▶ [Data for processing]:
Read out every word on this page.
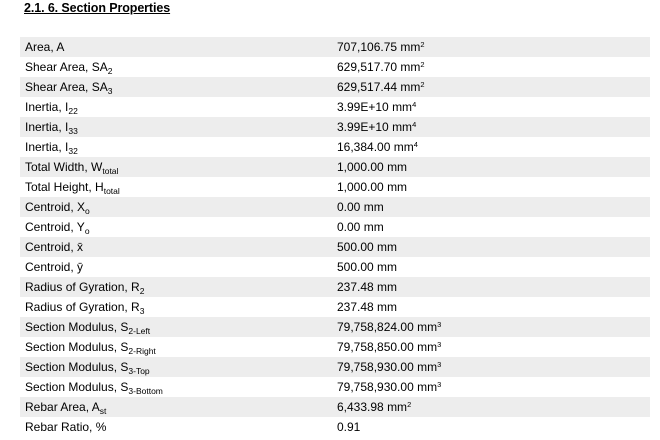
2.1. 6. Section Properties
Area, A	707,106.75 $mm^2$
Shear Area, $SA_2$	629,517.70 $mm^2$
Shear Area, $SA_3$	629,517.44 $mm^2$
Inertia, $I_{22}$	3.99E+10 $mm^4$
Inertia, $I_{33}$	3.99E+10 $mm^4$
Inertia, $I_{32}$	16,384.00 $mm^4$
Total Width, $W_{total}$	1,000.00 mm
Total Height, $H_{total}$	1,000.00 mm
Centroid, $X_o$	0.00 mm
Centroid, $Y_o$	0.00 mm
Centroid, x̄	500.00 mm
Centroid, ȳ	500.00 mm
Radius of Gyration, $R_2$	237.48 mm
Radius of Gyration, $R_3$	237.48 mm
Section Modulus, $S_{2-Left}$	79,758,824.00 $mm^3$
Section Modulus, $S_{2-Right}$	79,758,850.00 $mm^3$
Section Modulus, $S_{3-Top}$	79,758,930.00 $mm^3$
Section Modulus, $S_{3-Bottom}$	79,758,930.00 $mm^3$
Rebar Area, $A_{st}$	6,433.98 $mm^2$
Rebar Ratio, %	0.91
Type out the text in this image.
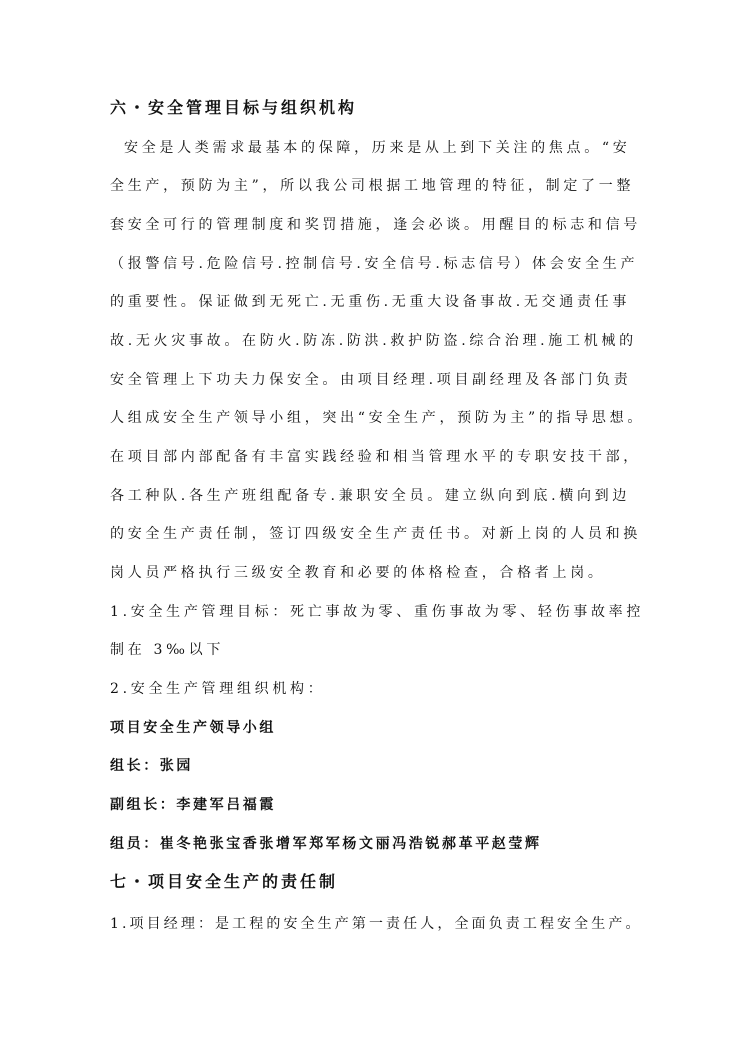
六・安全管理目标与组织机构
安全是人类需求最基本的保障，历来是从上到下关注的焦点。“安
全生产，预防为主”，所以我公司根据工地管理的特征，制定了一整
套安全可行的管理制度和奖罚措施，逢会必谈。用醒目的标志和信号
（报警信号.危险信号.控制信号.安全信号.标志信号）体会安全生产
的重要性。保证做到无死亡.无重伤.无重大设备事故.无交通责任事
故.无火灾事故。在防火.防冻.防洪.救护防盗.综合治理.施工机械的
安全管理上下功夫力保安全。由项目经理.项目副经理及各部门负责
人组成安全生产领导小组，突出“安全生产，预防为主”的指导思想。
在项目部内部配备有丰富实践经验和相当管理水平的专职安技干部，
各工种队.各生产班组配备专.兼职安全员。建立纵向到底.横向到边
的安全生产责任制，签订四级安全生产责任书。对新上岗的人员和换
岗人员严格执行三级安全教育和必要的体格检查，合格者上岗。
1.安全生产管理目标：死亡事故为零、重伤事故为零、轻伤事故率控
制在 3‰以下
2.安全生产管理组织机构：
项目安全生产领导小组
组长：张园
副组长：李建军吕福霞
组员：崔冬艳张宝香张增军郑军杨文丽冯浩锐郝革平赵莹辉
七・项目安全生产的责任制
1.项目经理：是工程的安全生产第一责任人，全面负责工程安全生产。
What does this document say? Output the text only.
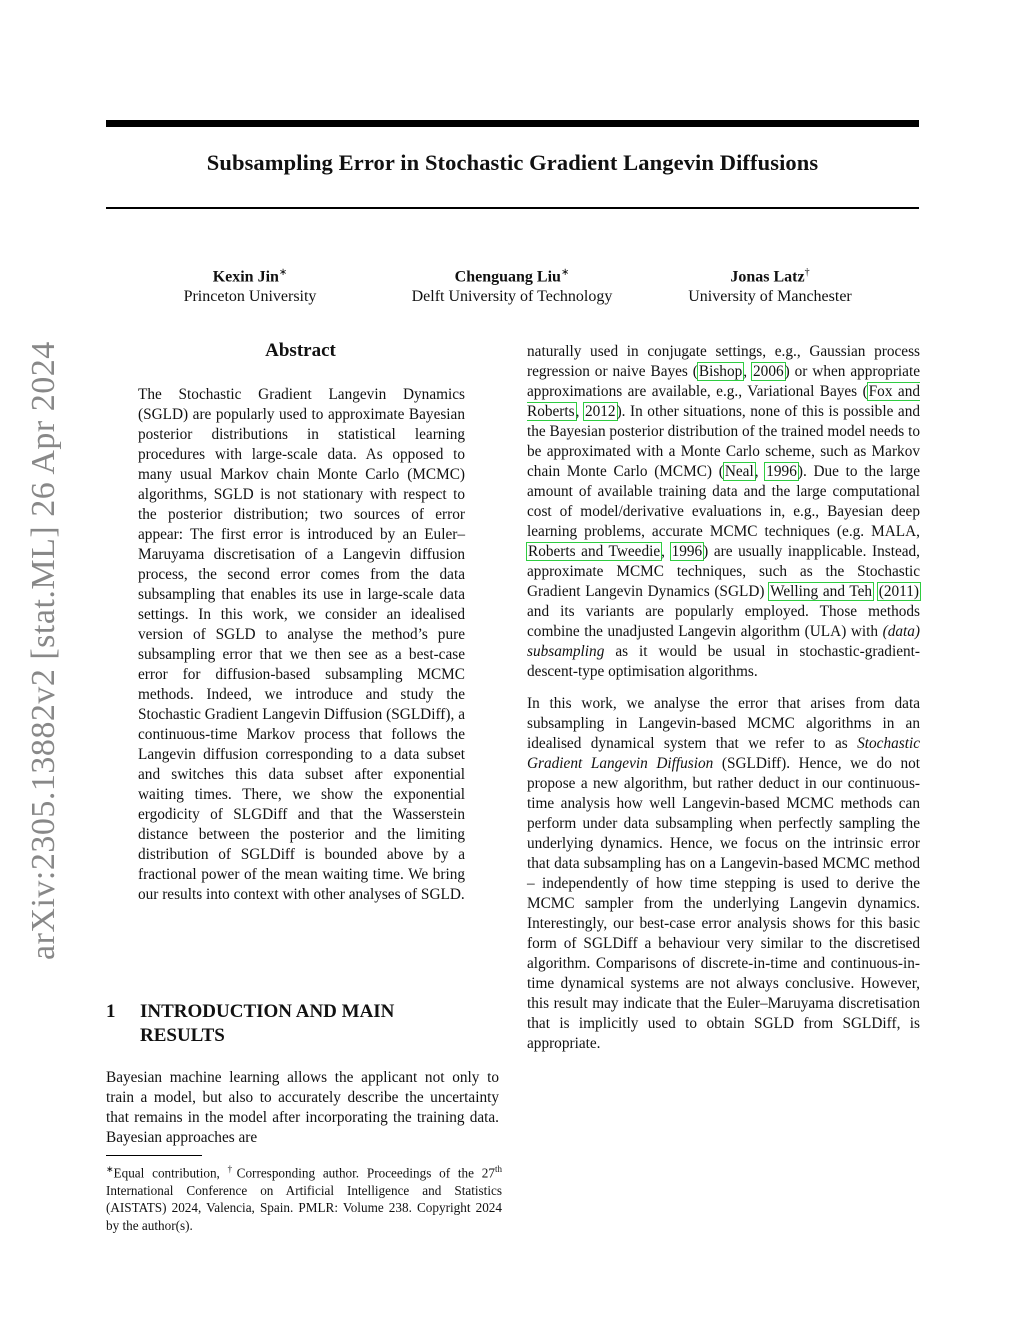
Subsampling Error in Stochastic Gradient Langevin Diffusions
Kexin Jin∗
Princeton University
Chenguang Liu∗
Delft University of Technology
Jonas Latz†
University of Manchester
arXiv:2305.13882v2 [stat.ML] 26 Apr 2024	Abstract
The Stochastic Gradient Langevin Dynamics (SGLD) are popularly used to approximate Bayesian posterior distributions in statistical learning procedures with large-scale data. As opposed to many usual Markov chain Monte Carlo (MCMC) algorithms, SGLD is not stationary with respect to the posterior distribution; two sources of error appear: The first error is introduced by an Euler–Maruyama discretisation of a Langevin diffusion process, the second error comes from the data subsampling that enables its use in large-scale data settings. In this work, we consider an idealised version of SGLD to analyse the method’s pure subsampling error that we then see as a best-case error for diffusion-based subsampling MCMC methods. Indeed, we introduce and study the Stochastic Gradient Langevin Diffusion (SGLDiff), a continuous-time Markov process that follows the Langevin diffusion corresponding to a data subset and switches this data subset after exponential waiting times. There, we show the exponential ergodicity of SLGDiff and that the Wasserstein distance between the posterior and the limiting distribution of SGLDiff is bounded above by a fractional power of the mean waiting time. We bring our results into context with other analyses of SGLD.
1 INTRODUCTION AND MAIN RESULTS
Bayesian machine learning allows the applicant not only to train a model, but also to accurately describe the uncertainty that remains in the model after incorporating the training data. Bayesian approaches are
∗Equal contribution, †Corresponding author. Proceedings of the 27th International Conference on Artificial Intelligence and Statistics (AISTATS) 2024, Valencia, Spain. PMLR: Volume 238. Copyright 2024 by the author(s).

naturally used in conjugate settings, e.g., Gaussian process regression or naive Bayes (Bishop, 2006) or when appropriate approximations are available, e.g., Variational Bayes (Fox and Roberts, 2012). In other situations, none of this is possible and the Bayesian posterior distribution of the trained model needs to be approximated with a Monte Carlo scheme, such as Markov chain Monte Carlo (MCMC) (Neal, 1996). Due to the large amount of available training data and the large computational cost of model/derivative evaluations in, e.g., Bayesian deep learning problems, accurate MCMC techniques (e.g. MALA, Roberts and Tweedie, 1996) are usually inapplicable. Instead, approximate MCMC techniques, such as the Stochastic Gradient Langevin Dynamics (SGLD) Welling and Teh (2011) and its variants are popularly employed. Those methods combine the unadjusted Langevin algorithm (ULA) with (data) subsampling as it would be usual in stochastic-gradient-descent-type optimisation algorithms.

In this work, we analyse the error that arises from data subsampling in Langevin-based MCMC algorithms in an idealised dynamical system that we refer to as Stochastic Gradient Langevin Diffusion (SGLDiff). Hence, we do not propose a new algorithm, but rather deduct in our continuous-time analysis how well Langevin-based MCMC methods can perform under data subsampling when perfectly sampling the underlying dynamics. Hence, we focus on the intrinsic error that data subsampling has on a Langevin-based MCMC method – independently of how time stepping is used to derive the MCMC sampler from the underlying Langevin dynamics. Interestingly, our best-case error analysis shows for this basic form of SGLDiff a behaviour very similar to the discretised algorithm. Comparisons of discrete-in-time and continuous-in-time dynamical systems are not always conclusive. However, this result may indicate that the Euler–Maruyama discretisation that is implicitly used to obtain SGLD from SGLDiff, is appropriate.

▶ [Do this]:
Scan the material above for the word "Total". Copy each line where it occurs.

▶ [Result of this task]:
Total Width, $W_{total}$	1,000.00 mm
Total Height, $H_{total}$	1,000.00 mm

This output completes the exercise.